» **Problem to solve**
Collect all lines from the records below that include the word "title".

+++

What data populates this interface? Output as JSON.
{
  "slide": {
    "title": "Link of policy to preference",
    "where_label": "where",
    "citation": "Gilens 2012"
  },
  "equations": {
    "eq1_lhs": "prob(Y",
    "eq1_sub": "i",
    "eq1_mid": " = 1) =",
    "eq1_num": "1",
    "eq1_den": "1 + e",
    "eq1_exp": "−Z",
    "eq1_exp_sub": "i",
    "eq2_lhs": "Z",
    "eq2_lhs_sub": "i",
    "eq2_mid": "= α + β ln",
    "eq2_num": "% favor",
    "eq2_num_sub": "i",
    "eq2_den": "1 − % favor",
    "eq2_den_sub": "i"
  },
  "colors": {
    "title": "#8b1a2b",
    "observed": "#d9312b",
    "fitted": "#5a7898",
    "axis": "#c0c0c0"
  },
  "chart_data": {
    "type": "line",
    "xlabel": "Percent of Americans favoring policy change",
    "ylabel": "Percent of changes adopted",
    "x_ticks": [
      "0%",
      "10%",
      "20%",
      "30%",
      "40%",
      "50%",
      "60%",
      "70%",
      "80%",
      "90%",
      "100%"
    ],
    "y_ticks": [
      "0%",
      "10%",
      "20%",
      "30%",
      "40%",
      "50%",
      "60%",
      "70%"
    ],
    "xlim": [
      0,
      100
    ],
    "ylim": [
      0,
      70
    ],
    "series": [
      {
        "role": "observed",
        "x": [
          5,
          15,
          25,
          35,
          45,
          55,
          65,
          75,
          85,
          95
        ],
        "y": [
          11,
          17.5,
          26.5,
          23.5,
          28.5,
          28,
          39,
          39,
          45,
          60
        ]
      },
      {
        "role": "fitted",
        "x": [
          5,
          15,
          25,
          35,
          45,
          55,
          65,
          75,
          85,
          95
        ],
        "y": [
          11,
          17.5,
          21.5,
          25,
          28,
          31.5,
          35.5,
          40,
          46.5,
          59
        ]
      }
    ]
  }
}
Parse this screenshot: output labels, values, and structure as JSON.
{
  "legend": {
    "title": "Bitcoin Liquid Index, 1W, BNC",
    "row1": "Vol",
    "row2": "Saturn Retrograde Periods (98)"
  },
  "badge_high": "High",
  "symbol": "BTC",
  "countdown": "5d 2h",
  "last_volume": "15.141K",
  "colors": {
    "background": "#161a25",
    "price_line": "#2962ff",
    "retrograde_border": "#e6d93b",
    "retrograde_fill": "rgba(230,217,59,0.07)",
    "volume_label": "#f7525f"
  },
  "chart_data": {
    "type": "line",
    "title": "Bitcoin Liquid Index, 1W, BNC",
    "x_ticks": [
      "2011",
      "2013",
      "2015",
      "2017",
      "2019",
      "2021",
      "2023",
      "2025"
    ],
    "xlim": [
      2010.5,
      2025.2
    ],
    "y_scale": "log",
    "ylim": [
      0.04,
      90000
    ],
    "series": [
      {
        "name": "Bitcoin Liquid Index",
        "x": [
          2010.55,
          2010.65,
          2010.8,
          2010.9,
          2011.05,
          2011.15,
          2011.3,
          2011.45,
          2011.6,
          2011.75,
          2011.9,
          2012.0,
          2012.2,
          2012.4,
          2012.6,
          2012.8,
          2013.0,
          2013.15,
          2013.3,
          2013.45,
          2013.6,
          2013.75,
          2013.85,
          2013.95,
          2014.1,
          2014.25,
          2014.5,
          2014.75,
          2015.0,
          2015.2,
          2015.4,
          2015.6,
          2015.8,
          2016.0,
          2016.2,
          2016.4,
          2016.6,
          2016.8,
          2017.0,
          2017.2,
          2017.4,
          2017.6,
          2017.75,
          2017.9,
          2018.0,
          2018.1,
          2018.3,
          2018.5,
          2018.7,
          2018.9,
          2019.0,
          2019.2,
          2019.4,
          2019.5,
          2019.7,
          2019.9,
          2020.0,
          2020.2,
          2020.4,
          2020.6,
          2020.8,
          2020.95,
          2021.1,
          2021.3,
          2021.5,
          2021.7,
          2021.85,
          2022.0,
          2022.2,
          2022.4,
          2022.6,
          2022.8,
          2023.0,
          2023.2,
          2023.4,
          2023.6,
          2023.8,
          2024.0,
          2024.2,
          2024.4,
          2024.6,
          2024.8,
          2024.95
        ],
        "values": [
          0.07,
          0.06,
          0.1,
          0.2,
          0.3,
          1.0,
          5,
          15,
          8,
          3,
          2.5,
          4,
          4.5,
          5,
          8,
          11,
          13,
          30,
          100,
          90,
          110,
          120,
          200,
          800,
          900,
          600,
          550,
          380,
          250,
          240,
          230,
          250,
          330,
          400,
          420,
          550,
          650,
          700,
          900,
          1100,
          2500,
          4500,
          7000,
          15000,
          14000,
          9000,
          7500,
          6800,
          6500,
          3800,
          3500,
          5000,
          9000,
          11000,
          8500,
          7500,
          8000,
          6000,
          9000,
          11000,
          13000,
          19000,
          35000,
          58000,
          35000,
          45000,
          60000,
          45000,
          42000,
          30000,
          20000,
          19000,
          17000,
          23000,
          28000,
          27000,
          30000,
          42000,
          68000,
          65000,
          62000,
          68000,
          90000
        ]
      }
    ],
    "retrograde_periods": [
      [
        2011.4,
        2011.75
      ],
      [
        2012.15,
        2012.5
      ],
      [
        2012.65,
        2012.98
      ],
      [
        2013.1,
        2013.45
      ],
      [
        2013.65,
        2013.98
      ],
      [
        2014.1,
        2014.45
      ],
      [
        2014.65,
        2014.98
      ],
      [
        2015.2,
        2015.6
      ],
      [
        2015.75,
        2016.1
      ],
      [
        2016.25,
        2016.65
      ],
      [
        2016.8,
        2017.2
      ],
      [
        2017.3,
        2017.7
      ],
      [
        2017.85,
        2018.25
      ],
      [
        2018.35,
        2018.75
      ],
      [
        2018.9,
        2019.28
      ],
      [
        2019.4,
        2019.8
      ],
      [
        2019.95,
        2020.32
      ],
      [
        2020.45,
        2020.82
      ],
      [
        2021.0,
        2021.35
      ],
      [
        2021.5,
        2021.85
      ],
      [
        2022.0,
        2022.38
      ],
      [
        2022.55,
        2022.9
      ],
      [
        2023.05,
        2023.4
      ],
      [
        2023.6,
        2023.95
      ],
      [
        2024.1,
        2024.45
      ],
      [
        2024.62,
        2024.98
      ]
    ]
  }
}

+++

» **Final result**
    "title": "Link of policy to preference",
    "title": "#8b1a2b",
    "title": "Bitcoin Liquid Index, 1W, BNC",
    "title": "Bitcoin Liquid Index, 1W, BNC",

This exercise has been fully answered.